Aim of the exercise - Your task is to output all the records below, word for word.

::: Input material

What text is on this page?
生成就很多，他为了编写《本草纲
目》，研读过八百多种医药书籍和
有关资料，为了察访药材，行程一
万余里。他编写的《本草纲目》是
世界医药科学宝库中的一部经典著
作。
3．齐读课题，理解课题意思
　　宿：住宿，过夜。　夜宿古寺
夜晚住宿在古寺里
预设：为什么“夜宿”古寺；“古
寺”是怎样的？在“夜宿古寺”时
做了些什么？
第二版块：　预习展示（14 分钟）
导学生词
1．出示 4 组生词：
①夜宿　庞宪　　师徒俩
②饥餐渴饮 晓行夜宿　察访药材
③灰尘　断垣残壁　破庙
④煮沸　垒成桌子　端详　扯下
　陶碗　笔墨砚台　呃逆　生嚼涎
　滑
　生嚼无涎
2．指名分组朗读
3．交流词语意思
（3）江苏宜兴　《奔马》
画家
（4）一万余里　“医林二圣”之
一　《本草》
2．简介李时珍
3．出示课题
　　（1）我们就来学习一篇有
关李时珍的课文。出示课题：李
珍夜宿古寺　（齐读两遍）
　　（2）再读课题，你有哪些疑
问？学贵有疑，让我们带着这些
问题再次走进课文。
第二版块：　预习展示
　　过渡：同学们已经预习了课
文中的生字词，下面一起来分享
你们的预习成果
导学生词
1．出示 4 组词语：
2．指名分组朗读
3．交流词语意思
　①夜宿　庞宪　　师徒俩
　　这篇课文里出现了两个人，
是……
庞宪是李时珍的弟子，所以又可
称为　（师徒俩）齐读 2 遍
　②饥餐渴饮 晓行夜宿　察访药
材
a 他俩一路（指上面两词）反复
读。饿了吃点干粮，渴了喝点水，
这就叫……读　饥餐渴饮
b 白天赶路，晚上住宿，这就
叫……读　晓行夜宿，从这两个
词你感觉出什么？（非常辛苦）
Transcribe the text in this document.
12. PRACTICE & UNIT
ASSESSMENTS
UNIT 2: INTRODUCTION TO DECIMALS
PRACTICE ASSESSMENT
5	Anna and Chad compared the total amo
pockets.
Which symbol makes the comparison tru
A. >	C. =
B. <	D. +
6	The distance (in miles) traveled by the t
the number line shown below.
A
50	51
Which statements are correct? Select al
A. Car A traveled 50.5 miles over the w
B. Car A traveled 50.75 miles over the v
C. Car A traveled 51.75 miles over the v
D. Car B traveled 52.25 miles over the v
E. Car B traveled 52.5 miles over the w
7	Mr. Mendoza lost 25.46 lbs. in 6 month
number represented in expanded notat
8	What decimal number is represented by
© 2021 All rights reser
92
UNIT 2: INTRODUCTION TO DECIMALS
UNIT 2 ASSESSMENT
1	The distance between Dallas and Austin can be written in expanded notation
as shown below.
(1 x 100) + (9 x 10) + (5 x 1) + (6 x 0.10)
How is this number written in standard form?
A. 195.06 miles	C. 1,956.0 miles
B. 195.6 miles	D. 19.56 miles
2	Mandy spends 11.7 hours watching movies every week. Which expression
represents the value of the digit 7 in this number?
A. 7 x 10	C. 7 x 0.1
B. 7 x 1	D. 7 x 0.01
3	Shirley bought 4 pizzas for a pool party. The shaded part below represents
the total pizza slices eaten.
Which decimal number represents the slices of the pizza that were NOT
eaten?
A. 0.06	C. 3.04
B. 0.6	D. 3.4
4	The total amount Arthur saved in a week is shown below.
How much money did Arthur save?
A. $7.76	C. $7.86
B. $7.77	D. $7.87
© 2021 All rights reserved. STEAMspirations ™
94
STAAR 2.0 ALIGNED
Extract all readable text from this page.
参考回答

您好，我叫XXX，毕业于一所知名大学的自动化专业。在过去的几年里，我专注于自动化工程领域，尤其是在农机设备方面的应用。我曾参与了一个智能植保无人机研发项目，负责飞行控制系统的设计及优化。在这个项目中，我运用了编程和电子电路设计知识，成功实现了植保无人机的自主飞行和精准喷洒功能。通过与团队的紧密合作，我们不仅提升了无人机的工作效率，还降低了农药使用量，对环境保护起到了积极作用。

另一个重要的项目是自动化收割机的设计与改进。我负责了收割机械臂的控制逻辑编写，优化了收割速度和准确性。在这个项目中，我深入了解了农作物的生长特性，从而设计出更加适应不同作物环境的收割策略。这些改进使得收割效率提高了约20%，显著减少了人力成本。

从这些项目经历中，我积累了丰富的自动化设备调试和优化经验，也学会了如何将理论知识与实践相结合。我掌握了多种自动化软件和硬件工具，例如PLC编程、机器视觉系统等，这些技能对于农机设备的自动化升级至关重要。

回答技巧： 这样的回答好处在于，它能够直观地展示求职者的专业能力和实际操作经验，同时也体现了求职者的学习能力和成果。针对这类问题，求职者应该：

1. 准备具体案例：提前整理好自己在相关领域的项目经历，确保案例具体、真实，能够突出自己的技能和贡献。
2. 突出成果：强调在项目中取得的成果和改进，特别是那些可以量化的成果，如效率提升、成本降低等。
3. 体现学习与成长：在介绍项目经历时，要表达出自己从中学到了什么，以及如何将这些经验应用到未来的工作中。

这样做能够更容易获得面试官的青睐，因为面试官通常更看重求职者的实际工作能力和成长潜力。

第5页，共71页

::::::

Solution below -
What text is on this page?
生成就很多，他为了编写《本草纲
目》，研读过八百多种医药书籍和
有关资料，为了察访药材，行程一
万余里。他编写的《本草纲目》是
世界医药科学宝库中的一部经典著
作。
3．齐读课题，理解课题意思
　　宿：住宿，过夜。　夜宿古寺
夜晚住宿在古寺里
预设：为什么“夜宿”古寺；“古
寺”是怎样的？在“夜宿古寺”时
做了些什么？
第二版块：　预习展示（14 分钟）
导学生词
1．出示 4 组生词：
①夜宿　庞宪　　师徒俩
②饥餐渴饮 晓行夜宿　察访药材
③灰尘　断垣残壁　破庙
④煮沸　垒成桌子　端详　扯下
　陶碗　笔墨砚台　呃逆　生嚼涎
　滑
　生嚼无涎
2．指名分组朗读
3．交流词语意思
（3）江苏宜兴　《奔马》
画家
（4）一万余里　“医林二圣”之
一　《本草》
2．简介李时珍
3．出示课题
　　（1）我们就来学习一篇有
关李时珍的课文。出示课题：李
珍夜宿古寺　（齐读两遍）
　　（2）再读课题，你有哪些疑
问？学贵有疑，让我们带着这些
问题再次走进课文。
第二版块：　预习展示
　　过渡：同学们已经预习了课
文中的生字词，下面一起来分享
你们的预习成果
导学生词
1．出示 4 组词语：
2．指名分组朗读
3．交流词语意思
　①夜宿　庞宪　　师徒俩
　　这篇课文里出现了两个人，
是……
庞宪是李时珍的弟子，所以又可
称为　（师徒俩）齐读 2 遍
　②饥餐渴饮 晓行夜宿　察访药
材
a 他俩一路（指上面两词）反复
读。饿了吃点干粮，渴了喝点水，
这就叫……读　饥餐渴饮
b 白天赶路，晚上住宿，这就
叫……读　晓行夜宿，从这两个
词你感觉出什么？（非常辛苦）
Transcribe the text in this document.
12. PRACTICE & UNIT
ASSESSMENTS
UNIT 2: INTRODUCTION TO DECIMALS
PRACTICE ASSESSMENT
5	Anna and Chad compared the total amo
pockets.
Which symbol makes the comparison tru
A. >	C. =
B. <	D. +
6	The distance (in miles) traveled by the t
the number line shown below.
A
50	51
Which statements are correct? Select al
A. Car A traveled 50.5 miles over the w
B. Car A traveled 50.75 miles over the v
C. Car A traveled 51.75 miles over the v
D. Car B traveled 52.25 miles over the v
E. Car B traveled 52.5 miles over the w
7	Mr. Mendoza lost 25.46 lbs. in 6 month
number represented in expanded notat
8	What decimal number is represented by
© 2021 All rights reser
92
UNIT 2: INTRODUCTION TO DECIMALS
UNIT 2 ASSESSMENT
1	The distance between Dallas and Austin can be written in expanded notation
as shown below.
(1 x 100) + (9 x 10) + (5 x 1) + (6 x 0.10)
How is this number written in standard form?
A. 195.06 miles	C. 1,956.0 miles
B. 195.6 miles	D. 19.56 miles
2	Mandy spends 11.7 hours watching movies every week. Which expression
represents the value of the digit 7 in this number?
A. 7 x 10	C. 7 x 0.1
B. 7 x 1	D. 7 x 0.01
3	Shirley bought 4 pizzas for a pool party. The shaded part below represents
the total pizza slices eaten.
Which decimal number represents the slices of the pizza that were NOT
eaten?
A. 0.06	C. 3.04
B. 0.6	D. 3.4
4	The total amount Arthur saved in a week is shown below.
How much money did Arthur save?
A. $7.76	C. $7.86
B. $7.77	D. $7.87
© 2021 All rights reserved. STEAMspirations ™
94
STAAR 2.0 ALIGNED
Extract all readable text from this page.
参考回答

您好，我叫XXX，毕业于一所知名大学的自动化专业。在过去的几年里，我专注于自动化工程领域，尤其是在农机设备方面的应用。我曾参与了一个智能植保无人机研发项目，负责飞行控制系统的设计及优化。在这个项目中，我运用了编程和电子电路设计知识，成功实现了植保无人机的自主飞行和精准喷洒功能。通过与团队的紧密合作，我们不仅提升了无人机的工作效率，还降低了农药使用量，对环境保护起到了积极作用。

另一个重要的项目是自动化收割机的设计与改进。我负责了收割机械臂的控制逻辑编写，优化了收割速度和准确性。在这个项目中，我深入了解了农作物的生长特性，从而设计出更加适应不同作物环境的收割策略。这些改进使得收割效率提高了约20%，显著减少了人力成本。

从这些项目经历中，我积累了丰富的自动化设备调试和优化经验，也学会了如何将理论知识与实践相结合。我掌握了多种自动化软件和硬件工具，例如PLC编程、机器视觉系统等，这些技能对于农机设备的自动化升级至关重要。

回答技巧： 这样的回答好处在于，它能够直观地展示求职者的专业能力和实际操作经验，同时也体现了求职者的学习能力和成果。针对这类问题，求职者应该：

1. 准备具体案例：提前整理好自己在相关领域的项目经历，确保案例具体、真实，能够突出自己的技能和贡献。
2. 突出成果：强调在项目中取得的成果和改进，特别是那些可以量化的成果，如效率提升、成本降低等。
3. 体现学习与成长：在介绍项目经历时，要表达出自己从中学到了什么，以及如何将这些经验应用到未来的工作中。

这样做能够更容易获得面试官的青睐，因为面试官通常更看重求职者的实际工作能力和成长潜力。

第5页，共71页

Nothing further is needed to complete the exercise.